TEXTAUSZUG
****************

Abstimmung im Bundestag: Grünen-Vorstoß für Tempolimit gescheitert

Grüne wollten auf Autobahnen generelles Limit von 130 km/h einführen ++ Umfrage: Mehrheit will Geschwindigkeit drosseln ++ Özdemir: Limit „wird auf Dauer kommen“

Der Vorsitzende des Verkehrsausschusses im Bundestag, Cem Özdemir (Grüne), hatte die Forderung seiner Partei nach einem Tempolimit auf Autobahnen verteidigt

Der Vorsitzende des Verkehrsausschusses im Bundestag, Cem Özdemir (Grüne), hatte die Forderung seiner Partei nach einem Tempolimit auf Autobahnen verteidigt

Foto: picture alliance / Patrick Seege

130-Stundenkilometer-Limit ist vorerst vom Tisch!

Ein Vorstoß der Grünen für ein generelles Tempolimit auf deutschen Autobahnen ist im Bundestag gescheitert.

In einer namentlichen Abstimmung votierten am Donnerstag 498 Abgeordnete für die Empfehlung des Verkehrsausschusses, den Antrag abzulehnen. Für den Grünen-Antrag positionierten sich 126 Abgeordnete, sieben Parlamentarier enthielten sich.

Abgegeben wurden insgesamt 631 Stimmen, wie Vizepräsidentin Claudia Roth (Grüne) mitteilte.

„Wer die Autobahnen sicherer und den Verkehr fließender machen will, muss eine Geschwindigkeitsbegrenzung einführen“, sagte Grünen-Fraktionschef Anton Hofreiter (49).

Die Bundesregierung sei die letzte Regierung in Europa, die sich logischen Argumenten zum Tempolimit verschließe. „Wir fordern die Koalition auf, ihre ideologische Blockade abzulegen und unserem Antrag zuzustimmen.“

Der Vorsitzende des Verkehrsausschusses im Bundestags, Cem Özdemir (53, ebenfalls von den Grünen), hatte die Forderung seiner Partei nach einem Tempolimit auf Autobahnen verteidigt.

****************

BEREITGESTELLTE ANGABEN
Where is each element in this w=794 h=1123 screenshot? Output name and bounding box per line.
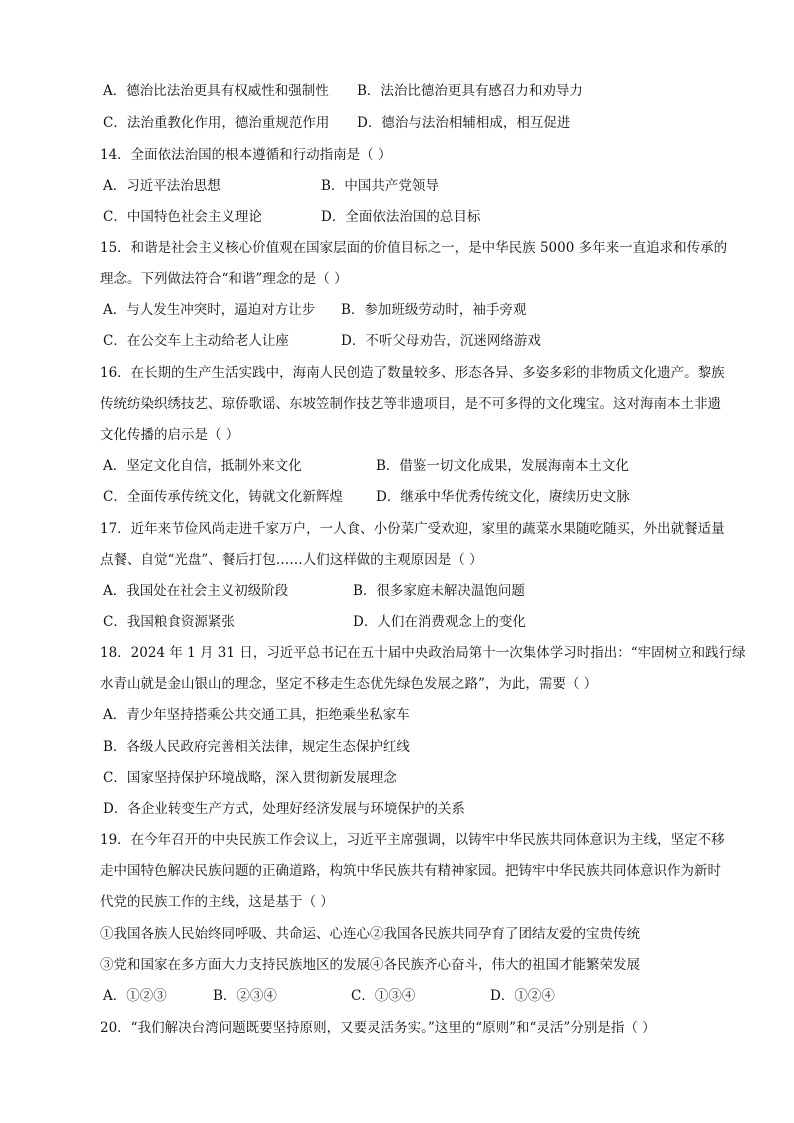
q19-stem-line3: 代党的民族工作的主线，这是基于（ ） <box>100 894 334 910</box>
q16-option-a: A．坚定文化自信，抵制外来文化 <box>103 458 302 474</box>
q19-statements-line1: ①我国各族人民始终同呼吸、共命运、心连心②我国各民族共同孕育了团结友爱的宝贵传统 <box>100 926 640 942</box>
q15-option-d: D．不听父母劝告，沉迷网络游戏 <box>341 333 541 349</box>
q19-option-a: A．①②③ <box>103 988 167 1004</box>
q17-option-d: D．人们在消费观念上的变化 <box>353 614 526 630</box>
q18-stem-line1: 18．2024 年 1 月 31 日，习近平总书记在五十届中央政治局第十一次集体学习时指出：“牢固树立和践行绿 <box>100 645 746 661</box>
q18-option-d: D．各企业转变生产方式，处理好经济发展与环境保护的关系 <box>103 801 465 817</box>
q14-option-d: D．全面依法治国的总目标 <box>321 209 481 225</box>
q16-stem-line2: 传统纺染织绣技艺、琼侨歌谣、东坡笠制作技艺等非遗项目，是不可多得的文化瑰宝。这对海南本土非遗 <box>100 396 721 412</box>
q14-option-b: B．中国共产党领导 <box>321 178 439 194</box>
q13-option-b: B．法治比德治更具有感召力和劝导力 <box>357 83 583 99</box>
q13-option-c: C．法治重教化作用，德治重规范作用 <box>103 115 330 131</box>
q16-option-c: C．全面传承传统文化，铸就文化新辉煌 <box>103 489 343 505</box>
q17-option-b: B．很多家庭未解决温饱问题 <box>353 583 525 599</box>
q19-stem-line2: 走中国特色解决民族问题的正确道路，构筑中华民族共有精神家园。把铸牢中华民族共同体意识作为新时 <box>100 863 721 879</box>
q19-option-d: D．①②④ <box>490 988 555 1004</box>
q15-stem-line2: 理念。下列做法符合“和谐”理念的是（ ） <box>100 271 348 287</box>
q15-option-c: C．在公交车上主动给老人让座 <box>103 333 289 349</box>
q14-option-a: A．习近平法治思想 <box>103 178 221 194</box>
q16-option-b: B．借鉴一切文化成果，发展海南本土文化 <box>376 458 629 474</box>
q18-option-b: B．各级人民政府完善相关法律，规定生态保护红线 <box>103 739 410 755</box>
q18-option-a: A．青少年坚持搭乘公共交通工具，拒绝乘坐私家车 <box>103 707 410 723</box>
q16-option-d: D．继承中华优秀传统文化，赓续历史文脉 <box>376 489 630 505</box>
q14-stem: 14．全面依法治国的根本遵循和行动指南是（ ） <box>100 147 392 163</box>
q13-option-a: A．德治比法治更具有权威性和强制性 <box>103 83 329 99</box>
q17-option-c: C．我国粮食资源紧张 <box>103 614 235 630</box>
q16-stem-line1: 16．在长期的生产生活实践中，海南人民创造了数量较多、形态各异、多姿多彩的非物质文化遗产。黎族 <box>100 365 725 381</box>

****************

DIE AUFGABE
Beantworte anhand des Artikels zur Tempolimit-Abstimmung diese Fragen:
1. Welches generelle Limit wollten die Grünen auf Autobahnen einführen?
2. Wie viele Abgeordnete stimmten für die Empfehlung des Verkehrsausschusses, den Antrag abzulehnen?
3. Wer teilte die Gesamtzahl der abgegebenen Stimmen mit?

SCHRIFTLICHE LÖSUNG
1. Die Grünen wollten ein generelles Limit von 130 km/h einführen.
2. Für die Empfehlung stimmten 498 Abgeordnete.
3. Die Gesamtzahl teilte Vizepräsidentin Claudia Roth (Grüne) mit.